## TASK OBJECTIVE
Print all entries precisely as they are written.

* start EXTRACTED ENTRIES *

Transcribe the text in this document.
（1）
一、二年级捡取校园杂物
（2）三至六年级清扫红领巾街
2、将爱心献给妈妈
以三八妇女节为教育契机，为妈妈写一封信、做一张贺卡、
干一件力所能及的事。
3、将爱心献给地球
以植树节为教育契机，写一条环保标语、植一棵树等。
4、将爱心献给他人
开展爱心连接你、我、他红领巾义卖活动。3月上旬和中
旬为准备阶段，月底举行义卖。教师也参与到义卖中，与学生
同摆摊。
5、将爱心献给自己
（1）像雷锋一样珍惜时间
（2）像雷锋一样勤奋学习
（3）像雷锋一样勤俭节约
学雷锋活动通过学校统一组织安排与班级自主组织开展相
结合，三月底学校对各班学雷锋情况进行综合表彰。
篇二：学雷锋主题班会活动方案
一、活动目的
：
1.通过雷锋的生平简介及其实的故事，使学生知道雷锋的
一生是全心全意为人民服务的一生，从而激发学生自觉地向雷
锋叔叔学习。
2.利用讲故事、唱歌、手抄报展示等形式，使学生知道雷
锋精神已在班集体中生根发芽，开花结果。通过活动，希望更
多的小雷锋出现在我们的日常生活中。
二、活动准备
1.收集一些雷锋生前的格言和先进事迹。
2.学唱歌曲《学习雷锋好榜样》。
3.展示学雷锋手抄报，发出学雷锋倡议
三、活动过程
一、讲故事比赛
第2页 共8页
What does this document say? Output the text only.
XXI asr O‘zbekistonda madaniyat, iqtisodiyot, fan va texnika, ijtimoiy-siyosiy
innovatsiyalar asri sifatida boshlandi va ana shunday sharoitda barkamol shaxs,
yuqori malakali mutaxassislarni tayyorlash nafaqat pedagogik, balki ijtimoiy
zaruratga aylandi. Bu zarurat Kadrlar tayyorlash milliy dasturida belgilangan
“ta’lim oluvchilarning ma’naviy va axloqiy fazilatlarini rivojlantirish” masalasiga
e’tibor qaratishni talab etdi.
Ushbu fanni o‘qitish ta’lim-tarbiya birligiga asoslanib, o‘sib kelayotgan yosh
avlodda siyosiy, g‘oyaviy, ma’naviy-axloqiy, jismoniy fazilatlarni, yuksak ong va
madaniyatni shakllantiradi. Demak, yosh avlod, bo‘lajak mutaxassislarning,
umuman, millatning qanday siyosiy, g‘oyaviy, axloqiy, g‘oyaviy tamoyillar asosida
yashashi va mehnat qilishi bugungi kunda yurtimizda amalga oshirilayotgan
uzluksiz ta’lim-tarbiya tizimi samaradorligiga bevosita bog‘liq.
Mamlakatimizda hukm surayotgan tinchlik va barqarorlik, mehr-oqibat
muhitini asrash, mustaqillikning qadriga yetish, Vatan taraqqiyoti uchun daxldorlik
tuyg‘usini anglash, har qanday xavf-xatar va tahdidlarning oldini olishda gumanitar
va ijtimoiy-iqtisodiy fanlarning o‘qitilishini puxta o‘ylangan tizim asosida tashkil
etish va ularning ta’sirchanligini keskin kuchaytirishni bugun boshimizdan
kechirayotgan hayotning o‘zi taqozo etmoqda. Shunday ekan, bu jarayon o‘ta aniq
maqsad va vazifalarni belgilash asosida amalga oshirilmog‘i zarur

* end EXTRACTED ENTRIES *

## RESPONSE FOR THIS EXERCISE
Transcribe the text in this document.
（1）
一、二年级捡取校园杂物
（2）三至六年级清扫红领巾街
2、将爱心献给妈妈
以三八妇女节为教育契机，为妈妈写一封信、做一张贺卡、
干一件力所能及的事。
3、将爱心献给地球
以植树节为教育契机，写一条环保标语、植一棵树等。
4、将爱心献给他人
开展爱心连接你、我、他红领巾义卖活动。3月上旬和中
旬为准备阶段，月底举行义卖。教师也参与到义卖中，与学生
同摆摊。
5、将爱心献给自己
（1）像雷锋一样珍惜时间
（2）像雷锋一样勤奋学习
（3）像雷锋一样勤俭节约
学雷锋活动通过学校统一组织安排与班级自主组织开展相
结合，三月底学校对各班学雷锋情况进行综合表彰。
篇二：学雷锋主题班会活动方案
一、活动目的
：
1.通过雷锋的生平简介及其实的故事，使学生知道雷锋的
一生是全心全意为人民服务的一生，从而激发学生自觉地向雷
锋叔叔学习。
2.利用讲故事、唱歌、手抄报展示等形式，使学生知道雷
锋精神已在班集体中生根发芽，开花结果。通过活动，希望更
多的小雷锋出现在我们的日常生活中。
二、活动准备
1.收集一些雷锋生前的格言和先进事迹。
2.学唱歌曲《学习雷锋好榜样》。
3.展示学雷锋手抄报，发出学雷锋倡议
三、活动过程
一、讲故事比赛
第2页 共8页
What does this document say? Output the text only.
XXI asr O‘zbekistonda madaniyat, iqtisodiyot, fan va texnika, ijtimoiy-siyosiy
innovatsiyalar asri sifatida boshlandi va ana shunday sharoitda barkamol shaxs,
yuqori malakali mutaxassislarni tayyorlash nafaqat pedagogik, balki ijtimoiy
zaruratga aylandi. Bu zarurat Kadrlar tayyorlash milliy dasturida belgilangan
“ta’lim oluvchilarning ma’naviy va axloqiy fazilatlarini rivojlantirish” masalasiga
e’tibor qaratishni talab etdi.
Ushbu fanni o‘qitish ta’lim-tarbiya birligiga asoslanib, o‘sib kelayotgan yosh
avlodda siyosiy, g‘oyaviy, ma’naviy-axloqiy, jismoniy fazilatlarni, yuksak ong va
madaniyatni shakllantiradi. Demak, yosh avlod, bo‘lajak mutaxassislarning,
umuman, millatning qanday siyosiy, g‘oyaviy, axloqiy, g‘oyaviy tamoyillar asosida
yashashi va mehnat qilishi bugungi kunda yurtimizda amalga oshirilayotgan
uzluksiz ta’lim-tarbiya tizimi samaradorligiga bevosita bog‘liq.
Mamlakatimizda hukm surayotgan tinchlik va barqarorlik, mehr-oqibat
muhitini asrash, mustaqillikning qadriga yetish, Vatan taraqqiyoti uchun daxldorlik
tuyg‘usini anglash, har qanday xavf-xatar va tahdidlarning oldini olishda gumanitar
va ijtimoiy-iqtisodiy fanlarning o‘qitilishini puxta o‘ylangan tizim asosida tashkil
etish va ularning ta’sirchanligini keskin kuchaytirishni bugun boshimizdan
kechirayotgan hayotning o‘zi taqozo etmoqda. Shunday ekan, bu jarayon o‘ta aniq
maqsad va vazifalarni belgilash asosida amalga oshirilmog‘i zarur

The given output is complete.